--- Start ---

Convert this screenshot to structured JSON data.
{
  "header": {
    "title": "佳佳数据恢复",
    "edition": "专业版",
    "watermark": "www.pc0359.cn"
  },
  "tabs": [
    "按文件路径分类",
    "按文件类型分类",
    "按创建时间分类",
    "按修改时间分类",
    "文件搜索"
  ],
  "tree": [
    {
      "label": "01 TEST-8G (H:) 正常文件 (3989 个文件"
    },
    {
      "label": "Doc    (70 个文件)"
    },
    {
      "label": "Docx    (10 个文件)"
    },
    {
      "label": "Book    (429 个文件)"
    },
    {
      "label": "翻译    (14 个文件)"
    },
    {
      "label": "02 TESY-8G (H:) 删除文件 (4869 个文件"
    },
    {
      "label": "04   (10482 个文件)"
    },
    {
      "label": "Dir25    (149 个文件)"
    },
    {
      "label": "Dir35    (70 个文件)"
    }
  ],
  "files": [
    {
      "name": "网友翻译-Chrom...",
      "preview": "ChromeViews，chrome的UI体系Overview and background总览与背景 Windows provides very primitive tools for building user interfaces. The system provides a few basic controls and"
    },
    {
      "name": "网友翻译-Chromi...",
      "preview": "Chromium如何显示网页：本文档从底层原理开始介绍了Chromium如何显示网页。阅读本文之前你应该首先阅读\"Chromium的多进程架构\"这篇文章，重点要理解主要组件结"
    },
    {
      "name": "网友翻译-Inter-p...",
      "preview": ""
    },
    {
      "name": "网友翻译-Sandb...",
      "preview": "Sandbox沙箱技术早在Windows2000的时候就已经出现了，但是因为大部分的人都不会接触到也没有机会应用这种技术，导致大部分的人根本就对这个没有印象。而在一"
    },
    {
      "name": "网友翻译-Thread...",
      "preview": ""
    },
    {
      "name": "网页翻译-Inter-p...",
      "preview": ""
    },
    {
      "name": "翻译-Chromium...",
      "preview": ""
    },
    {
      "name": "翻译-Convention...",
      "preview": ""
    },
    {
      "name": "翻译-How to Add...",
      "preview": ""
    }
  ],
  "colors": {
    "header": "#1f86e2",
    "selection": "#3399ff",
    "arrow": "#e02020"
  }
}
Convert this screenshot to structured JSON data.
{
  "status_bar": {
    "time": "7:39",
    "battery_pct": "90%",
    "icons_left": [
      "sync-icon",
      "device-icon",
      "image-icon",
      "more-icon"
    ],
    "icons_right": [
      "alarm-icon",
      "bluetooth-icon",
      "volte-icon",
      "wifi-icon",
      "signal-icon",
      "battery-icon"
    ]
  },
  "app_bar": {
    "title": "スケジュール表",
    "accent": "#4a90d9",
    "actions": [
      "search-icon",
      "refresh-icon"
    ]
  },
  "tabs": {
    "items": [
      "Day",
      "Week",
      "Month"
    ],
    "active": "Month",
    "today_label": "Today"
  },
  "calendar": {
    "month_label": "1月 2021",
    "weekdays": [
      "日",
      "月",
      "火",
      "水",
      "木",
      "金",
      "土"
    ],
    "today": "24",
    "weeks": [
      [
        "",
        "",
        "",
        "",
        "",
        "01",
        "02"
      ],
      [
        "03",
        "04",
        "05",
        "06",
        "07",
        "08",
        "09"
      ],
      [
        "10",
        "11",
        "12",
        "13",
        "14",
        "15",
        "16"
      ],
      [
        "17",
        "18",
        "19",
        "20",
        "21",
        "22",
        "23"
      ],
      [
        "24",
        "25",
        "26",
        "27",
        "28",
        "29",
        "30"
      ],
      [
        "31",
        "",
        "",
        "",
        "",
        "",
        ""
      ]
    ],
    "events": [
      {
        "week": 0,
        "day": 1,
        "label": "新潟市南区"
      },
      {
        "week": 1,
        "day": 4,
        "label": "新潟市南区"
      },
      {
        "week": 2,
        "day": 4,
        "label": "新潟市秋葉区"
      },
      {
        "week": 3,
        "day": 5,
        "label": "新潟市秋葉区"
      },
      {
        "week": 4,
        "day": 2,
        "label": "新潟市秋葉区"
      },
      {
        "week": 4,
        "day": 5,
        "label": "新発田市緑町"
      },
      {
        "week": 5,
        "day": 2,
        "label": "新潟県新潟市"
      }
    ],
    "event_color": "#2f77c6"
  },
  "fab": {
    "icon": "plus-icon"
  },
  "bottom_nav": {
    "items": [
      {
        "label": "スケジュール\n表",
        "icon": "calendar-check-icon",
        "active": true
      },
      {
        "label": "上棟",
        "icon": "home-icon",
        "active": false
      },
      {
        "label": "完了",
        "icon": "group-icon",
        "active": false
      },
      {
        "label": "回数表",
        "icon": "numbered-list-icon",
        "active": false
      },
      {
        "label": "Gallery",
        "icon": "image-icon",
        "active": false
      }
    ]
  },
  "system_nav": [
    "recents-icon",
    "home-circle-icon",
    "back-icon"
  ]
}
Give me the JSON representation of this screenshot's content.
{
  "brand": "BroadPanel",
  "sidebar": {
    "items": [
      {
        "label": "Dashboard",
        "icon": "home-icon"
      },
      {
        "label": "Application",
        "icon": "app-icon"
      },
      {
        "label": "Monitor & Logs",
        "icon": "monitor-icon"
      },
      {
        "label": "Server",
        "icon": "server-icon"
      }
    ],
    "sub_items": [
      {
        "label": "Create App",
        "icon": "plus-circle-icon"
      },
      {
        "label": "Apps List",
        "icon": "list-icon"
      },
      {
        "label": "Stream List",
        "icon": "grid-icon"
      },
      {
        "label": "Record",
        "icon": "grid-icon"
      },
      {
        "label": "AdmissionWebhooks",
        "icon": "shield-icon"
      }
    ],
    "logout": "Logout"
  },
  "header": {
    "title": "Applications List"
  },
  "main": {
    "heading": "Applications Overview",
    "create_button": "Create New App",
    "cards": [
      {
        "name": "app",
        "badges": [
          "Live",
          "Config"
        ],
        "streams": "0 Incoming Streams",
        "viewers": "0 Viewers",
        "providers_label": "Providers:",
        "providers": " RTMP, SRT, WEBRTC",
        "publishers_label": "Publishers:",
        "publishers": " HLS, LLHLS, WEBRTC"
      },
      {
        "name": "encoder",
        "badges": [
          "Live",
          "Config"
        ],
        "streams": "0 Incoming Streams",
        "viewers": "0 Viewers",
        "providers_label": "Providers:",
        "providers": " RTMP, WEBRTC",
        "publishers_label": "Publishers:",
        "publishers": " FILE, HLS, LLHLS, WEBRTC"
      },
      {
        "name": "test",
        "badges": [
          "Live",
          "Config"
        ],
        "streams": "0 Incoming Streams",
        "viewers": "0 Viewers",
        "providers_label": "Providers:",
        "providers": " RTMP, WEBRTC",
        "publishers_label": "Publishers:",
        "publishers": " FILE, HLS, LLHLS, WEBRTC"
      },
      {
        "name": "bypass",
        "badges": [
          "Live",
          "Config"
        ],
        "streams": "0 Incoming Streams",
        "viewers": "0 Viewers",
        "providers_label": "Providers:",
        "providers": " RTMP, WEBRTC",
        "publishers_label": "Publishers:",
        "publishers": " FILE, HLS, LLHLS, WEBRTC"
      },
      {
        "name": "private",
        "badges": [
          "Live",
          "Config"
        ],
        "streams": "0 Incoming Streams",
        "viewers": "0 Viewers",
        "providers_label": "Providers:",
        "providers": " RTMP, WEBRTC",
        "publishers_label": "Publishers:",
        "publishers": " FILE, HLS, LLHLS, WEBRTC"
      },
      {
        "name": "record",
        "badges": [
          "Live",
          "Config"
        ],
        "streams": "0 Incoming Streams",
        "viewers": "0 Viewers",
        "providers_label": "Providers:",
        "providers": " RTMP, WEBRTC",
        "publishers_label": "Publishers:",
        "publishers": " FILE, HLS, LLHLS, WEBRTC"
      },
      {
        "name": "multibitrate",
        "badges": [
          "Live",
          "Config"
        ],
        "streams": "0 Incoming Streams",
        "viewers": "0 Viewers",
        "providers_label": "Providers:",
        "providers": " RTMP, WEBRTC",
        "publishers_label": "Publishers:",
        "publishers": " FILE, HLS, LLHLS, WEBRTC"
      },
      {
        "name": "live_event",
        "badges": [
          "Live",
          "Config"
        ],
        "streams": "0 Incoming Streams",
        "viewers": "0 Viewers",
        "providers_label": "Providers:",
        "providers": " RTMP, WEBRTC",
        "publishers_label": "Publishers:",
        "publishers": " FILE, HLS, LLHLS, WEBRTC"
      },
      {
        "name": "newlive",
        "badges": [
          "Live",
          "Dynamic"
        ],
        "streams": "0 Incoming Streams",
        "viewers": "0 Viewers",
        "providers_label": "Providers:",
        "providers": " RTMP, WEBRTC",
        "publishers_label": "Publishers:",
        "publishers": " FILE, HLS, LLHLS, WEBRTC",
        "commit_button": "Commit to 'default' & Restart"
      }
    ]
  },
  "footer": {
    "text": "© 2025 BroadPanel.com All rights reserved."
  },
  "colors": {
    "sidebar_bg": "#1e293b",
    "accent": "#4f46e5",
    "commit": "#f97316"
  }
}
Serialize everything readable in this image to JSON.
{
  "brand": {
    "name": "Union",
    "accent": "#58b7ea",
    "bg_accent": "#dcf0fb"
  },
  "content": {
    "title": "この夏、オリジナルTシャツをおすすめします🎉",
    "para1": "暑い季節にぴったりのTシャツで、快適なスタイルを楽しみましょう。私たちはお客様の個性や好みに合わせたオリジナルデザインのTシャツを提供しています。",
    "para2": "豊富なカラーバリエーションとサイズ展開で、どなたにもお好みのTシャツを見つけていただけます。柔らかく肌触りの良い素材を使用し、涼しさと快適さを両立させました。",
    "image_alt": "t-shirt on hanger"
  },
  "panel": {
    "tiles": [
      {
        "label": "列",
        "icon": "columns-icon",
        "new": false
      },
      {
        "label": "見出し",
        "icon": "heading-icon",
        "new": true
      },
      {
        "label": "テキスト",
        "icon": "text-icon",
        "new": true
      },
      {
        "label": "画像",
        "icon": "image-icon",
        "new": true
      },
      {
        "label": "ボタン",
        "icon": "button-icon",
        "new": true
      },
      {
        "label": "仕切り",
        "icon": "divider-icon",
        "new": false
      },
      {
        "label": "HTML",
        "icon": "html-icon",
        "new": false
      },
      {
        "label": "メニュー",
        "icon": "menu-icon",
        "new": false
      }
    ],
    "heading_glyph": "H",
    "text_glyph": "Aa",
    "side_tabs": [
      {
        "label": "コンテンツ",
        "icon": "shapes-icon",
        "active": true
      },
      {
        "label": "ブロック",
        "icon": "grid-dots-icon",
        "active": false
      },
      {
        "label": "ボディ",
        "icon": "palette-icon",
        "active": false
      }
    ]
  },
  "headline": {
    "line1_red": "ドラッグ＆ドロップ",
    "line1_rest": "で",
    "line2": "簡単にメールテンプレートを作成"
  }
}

--- End ---

Go through the records and gather the lines that hold "plus".

    "icon": "plus-icon"
        "icon": "plus-circle-icon"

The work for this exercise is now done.